* **Set problem**:
Extract all lines that hold the string "Cameroon".

:: Extracted material

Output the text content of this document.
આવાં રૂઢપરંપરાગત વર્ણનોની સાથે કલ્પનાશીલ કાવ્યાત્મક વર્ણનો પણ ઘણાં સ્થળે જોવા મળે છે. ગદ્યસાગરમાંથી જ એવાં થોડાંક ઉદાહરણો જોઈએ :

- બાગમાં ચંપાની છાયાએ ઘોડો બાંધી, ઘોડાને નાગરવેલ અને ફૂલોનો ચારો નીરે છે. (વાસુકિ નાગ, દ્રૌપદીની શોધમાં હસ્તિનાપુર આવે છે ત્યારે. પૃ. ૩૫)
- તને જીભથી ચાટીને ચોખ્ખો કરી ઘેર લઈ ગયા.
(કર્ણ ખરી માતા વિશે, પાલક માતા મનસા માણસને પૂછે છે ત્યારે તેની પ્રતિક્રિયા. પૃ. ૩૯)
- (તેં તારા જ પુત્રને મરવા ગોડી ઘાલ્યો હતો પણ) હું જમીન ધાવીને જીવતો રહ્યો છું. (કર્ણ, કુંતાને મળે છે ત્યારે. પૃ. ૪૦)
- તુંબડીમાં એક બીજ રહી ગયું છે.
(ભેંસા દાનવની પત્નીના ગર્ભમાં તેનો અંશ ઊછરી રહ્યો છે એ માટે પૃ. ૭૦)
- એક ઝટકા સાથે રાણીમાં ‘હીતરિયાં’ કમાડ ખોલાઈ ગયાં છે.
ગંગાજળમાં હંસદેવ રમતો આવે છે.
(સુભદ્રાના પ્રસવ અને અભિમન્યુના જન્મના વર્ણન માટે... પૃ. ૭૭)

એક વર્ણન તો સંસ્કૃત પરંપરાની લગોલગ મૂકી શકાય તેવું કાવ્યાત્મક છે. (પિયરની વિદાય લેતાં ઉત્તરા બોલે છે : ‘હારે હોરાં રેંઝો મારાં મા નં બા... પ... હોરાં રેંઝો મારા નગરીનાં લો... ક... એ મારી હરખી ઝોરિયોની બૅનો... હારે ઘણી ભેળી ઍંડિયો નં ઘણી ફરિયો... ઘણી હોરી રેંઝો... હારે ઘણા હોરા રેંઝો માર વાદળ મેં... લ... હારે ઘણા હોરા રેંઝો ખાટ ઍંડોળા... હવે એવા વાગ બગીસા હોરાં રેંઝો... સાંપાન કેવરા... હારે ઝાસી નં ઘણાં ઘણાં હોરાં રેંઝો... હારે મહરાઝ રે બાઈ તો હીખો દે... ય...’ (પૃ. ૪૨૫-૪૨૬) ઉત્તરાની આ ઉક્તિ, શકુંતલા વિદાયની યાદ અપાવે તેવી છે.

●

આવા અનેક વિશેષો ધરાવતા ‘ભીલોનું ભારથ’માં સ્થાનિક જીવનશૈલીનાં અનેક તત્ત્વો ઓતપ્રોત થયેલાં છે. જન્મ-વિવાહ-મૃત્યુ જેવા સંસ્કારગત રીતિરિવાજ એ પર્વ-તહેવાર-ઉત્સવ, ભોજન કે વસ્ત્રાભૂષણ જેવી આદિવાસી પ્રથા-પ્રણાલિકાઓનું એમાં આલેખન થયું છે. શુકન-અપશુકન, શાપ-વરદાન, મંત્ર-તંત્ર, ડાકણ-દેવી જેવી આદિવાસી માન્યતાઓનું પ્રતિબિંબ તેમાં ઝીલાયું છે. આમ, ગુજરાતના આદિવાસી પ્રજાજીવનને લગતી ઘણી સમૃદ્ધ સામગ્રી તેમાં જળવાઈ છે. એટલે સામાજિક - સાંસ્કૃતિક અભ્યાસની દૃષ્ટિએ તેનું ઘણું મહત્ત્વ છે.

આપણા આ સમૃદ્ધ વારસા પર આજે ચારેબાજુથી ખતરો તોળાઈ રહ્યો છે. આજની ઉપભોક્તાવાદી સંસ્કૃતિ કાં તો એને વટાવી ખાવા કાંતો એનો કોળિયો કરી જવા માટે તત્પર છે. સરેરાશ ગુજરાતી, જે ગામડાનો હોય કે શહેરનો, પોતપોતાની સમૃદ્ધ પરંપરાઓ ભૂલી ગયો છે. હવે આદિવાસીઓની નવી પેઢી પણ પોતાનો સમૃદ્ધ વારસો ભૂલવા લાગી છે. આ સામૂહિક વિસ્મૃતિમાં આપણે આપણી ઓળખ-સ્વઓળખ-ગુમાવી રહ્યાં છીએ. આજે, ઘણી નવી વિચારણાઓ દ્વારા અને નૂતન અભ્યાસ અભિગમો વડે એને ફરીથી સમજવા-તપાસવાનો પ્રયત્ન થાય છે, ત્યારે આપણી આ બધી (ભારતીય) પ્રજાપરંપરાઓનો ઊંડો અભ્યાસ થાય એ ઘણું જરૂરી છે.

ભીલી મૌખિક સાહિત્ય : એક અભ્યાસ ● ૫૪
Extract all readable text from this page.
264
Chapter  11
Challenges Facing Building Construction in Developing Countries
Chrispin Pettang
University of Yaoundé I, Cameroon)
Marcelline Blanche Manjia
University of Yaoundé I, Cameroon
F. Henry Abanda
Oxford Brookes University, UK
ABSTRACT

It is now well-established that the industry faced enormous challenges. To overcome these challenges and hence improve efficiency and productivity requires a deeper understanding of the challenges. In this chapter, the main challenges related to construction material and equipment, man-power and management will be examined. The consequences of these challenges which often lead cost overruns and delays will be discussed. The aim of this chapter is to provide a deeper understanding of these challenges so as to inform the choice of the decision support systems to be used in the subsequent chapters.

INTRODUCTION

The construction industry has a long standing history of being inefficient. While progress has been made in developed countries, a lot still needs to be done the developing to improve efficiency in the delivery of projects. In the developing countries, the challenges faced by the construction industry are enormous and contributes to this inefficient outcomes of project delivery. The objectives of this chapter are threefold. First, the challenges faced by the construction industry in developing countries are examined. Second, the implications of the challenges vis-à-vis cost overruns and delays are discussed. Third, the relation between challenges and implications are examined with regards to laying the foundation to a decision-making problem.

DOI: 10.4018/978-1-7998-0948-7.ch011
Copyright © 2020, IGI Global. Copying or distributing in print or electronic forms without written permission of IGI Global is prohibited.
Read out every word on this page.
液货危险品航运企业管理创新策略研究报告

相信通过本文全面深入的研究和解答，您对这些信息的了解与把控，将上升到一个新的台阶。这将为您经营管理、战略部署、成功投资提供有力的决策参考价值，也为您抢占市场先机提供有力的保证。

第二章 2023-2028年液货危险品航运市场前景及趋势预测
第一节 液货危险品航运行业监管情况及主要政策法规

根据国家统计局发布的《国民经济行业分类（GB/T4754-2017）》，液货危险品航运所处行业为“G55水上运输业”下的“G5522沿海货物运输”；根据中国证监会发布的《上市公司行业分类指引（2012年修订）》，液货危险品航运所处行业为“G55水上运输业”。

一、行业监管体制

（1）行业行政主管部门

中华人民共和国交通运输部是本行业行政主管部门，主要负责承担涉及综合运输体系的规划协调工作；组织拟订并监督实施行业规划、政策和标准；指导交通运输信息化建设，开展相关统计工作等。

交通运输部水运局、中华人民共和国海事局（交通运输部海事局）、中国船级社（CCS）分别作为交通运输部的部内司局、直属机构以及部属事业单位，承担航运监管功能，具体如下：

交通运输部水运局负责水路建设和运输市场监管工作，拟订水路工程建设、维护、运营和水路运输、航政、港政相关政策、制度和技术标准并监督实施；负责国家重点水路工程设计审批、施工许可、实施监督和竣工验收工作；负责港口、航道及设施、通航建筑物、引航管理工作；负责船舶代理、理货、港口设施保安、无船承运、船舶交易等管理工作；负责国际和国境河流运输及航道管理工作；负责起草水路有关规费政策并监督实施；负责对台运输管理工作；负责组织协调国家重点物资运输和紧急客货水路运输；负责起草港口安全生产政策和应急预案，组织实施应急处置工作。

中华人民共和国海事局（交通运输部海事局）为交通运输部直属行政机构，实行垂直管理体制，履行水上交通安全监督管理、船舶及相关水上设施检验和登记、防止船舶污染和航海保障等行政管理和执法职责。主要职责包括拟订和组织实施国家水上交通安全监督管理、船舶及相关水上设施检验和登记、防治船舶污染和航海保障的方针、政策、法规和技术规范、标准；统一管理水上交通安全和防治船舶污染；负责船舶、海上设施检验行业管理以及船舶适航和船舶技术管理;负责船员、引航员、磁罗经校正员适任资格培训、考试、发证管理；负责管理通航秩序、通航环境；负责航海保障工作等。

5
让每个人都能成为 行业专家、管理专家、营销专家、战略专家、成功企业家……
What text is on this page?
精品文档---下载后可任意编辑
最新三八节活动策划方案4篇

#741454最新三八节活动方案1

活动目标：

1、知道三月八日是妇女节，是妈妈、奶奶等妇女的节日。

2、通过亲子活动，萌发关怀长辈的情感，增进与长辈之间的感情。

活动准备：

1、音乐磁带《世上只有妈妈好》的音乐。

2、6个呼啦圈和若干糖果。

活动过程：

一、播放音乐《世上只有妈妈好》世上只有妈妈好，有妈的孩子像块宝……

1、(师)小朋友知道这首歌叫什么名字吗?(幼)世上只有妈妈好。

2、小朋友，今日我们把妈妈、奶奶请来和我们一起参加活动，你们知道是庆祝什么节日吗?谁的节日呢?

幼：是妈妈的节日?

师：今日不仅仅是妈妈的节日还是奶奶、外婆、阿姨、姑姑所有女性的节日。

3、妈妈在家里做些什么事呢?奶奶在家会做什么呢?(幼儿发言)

::::

* **Task output**:
University of Yaoundé I, Cameroon)
University of Yaoundé I, Cameroon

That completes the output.